§ **Task statement**
Which lines in the listing below contain "should"? Copy each of them.

§ **Data excerpts**

+-------+

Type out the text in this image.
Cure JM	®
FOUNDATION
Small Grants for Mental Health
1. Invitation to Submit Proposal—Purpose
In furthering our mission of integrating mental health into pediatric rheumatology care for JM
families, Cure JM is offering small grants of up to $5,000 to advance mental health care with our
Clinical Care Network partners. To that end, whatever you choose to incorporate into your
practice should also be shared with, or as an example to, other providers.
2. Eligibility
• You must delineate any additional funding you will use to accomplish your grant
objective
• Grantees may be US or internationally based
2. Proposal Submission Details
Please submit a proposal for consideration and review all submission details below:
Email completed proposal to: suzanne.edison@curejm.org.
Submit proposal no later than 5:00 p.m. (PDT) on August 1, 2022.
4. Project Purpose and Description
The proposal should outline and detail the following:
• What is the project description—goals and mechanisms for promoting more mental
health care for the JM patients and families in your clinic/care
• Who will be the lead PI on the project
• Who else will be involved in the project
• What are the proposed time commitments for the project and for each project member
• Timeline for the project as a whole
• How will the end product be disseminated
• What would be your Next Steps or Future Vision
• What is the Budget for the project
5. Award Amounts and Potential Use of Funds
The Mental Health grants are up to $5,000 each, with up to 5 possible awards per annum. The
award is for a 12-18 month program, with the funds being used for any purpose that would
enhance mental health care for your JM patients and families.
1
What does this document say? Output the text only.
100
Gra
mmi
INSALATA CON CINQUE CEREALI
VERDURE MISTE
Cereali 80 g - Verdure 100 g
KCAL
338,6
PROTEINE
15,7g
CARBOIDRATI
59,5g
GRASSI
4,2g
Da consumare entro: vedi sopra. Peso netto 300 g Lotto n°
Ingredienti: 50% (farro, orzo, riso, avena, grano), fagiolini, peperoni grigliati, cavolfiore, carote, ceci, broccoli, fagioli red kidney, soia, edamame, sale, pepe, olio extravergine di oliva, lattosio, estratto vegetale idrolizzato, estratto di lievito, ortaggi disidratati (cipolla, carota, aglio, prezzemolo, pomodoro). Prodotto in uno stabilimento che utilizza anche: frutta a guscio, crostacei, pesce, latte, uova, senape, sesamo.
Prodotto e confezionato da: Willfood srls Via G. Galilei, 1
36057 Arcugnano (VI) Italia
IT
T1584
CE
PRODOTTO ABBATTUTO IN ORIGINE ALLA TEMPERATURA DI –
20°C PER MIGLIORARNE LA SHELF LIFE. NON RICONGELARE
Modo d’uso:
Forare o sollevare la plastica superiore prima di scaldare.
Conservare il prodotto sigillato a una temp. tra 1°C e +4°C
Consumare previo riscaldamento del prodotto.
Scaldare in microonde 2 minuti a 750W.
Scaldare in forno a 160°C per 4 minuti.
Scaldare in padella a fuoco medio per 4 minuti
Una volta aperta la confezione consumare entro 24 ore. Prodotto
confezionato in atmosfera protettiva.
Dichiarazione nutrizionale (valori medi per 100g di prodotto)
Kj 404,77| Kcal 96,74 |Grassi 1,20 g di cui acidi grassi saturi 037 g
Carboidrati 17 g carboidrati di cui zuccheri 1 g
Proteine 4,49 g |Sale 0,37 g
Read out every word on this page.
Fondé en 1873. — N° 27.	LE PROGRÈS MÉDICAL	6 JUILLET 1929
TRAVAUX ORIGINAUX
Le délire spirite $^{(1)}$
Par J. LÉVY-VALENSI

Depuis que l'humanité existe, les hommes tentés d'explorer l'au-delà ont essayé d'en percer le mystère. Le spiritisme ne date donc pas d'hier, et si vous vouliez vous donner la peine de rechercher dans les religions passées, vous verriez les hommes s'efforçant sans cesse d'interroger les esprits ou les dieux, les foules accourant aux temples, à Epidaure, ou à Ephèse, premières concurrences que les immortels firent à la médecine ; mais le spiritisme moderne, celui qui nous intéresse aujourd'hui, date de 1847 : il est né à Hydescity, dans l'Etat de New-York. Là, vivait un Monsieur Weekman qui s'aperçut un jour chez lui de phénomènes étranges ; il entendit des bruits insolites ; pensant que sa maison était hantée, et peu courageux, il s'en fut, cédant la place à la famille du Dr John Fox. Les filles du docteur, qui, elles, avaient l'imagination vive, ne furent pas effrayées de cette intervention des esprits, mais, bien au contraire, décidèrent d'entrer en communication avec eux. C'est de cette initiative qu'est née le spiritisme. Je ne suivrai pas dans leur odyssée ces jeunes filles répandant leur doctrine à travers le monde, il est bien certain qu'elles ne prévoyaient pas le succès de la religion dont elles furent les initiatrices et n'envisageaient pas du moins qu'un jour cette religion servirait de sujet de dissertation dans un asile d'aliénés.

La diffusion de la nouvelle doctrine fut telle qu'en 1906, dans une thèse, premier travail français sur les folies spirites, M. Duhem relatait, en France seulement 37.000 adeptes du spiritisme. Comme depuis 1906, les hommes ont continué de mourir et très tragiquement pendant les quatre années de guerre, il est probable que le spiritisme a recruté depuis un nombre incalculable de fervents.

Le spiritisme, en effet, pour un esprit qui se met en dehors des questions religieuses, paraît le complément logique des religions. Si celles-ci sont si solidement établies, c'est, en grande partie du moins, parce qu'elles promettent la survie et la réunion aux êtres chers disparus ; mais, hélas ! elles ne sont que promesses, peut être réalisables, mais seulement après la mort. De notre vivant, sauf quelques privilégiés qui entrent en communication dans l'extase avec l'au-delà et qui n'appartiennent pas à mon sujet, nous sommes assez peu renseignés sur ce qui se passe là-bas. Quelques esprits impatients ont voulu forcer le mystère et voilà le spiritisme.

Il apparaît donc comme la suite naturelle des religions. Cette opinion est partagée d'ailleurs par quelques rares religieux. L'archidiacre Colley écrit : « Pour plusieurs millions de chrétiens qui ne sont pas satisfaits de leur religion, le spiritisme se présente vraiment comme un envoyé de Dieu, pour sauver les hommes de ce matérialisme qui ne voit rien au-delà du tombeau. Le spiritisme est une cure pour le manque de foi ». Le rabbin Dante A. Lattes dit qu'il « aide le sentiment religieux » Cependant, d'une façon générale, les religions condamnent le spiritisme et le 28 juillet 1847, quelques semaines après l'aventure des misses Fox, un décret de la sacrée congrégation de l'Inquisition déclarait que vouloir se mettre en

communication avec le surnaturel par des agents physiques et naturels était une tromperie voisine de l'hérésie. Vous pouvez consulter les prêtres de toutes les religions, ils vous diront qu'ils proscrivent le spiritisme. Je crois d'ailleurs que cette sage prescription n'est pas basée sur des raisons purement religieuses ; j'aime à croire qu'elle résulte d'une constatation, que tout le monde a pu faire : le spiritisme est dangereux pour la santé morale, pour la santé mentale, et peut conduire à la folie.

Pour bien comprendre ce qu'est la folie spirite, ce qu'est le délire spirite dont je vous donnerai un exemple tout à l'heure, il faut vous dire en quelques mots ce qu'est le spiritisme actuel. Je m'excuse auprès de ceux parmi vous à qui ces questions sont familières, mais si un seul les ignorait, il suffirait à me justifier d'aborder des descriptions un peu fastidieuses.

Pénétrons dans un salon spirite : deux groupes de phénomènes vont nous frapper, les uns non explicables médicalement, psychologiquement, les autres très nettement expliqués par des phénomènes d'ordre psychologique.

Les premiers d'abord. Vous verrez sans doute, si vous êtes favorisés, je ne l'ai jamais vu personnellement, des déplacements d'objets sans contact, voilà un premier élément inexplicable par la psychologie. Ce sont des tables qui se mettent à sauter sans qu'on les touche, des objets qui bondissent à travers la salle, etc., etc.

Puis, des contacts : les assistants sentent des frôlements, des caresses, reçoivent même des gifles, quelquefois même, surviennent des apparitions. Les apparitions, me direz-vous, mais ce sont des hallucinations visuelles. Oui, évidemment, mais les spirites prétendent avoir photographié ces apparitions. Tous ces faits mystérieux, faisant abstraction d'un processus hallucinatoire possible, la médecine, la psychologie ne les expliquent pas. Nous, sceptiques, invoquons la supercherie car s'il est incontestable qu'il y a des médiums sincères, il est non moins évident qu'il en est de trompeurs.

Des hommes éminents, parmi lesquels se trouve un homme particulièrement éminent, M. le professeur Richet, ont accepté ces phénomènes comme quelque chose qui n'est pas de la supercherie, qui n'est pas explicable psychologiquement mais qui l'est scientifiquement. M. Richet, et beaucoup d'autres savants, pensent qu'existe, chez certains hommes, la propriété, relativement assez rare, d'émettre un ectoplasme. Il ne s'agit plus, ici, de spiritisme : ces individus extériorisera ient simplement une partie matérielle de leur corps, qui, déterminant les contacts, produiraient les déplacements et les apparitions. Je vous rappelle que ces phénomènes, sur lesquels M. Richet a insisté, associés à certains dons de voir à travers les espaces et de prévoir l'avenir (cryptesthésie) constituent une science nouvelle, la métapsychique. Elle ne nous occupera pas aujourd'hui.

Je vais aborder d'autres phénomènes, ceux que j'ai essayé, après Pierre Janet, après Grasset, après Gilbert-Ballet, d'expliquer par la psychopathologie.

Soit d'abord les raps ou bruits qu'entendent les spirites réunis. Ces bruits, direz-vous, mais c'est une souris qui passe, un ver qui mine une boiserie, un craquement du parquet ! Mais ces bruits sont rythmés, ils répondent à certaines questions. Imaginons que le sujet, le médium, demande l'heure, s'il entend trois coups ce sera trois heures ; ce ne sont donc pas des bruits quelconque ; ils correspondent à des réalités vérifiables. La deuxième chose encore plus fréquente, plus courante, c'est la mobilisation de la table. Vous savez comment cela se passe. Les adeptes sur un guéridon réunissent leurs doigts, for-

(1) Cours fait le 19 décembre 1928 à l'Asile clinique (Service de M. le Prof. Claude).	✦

+-------+

§ **Finished task**
practice should also be shared with, or as an example to, other providers.
The proposal should outline and detail the following:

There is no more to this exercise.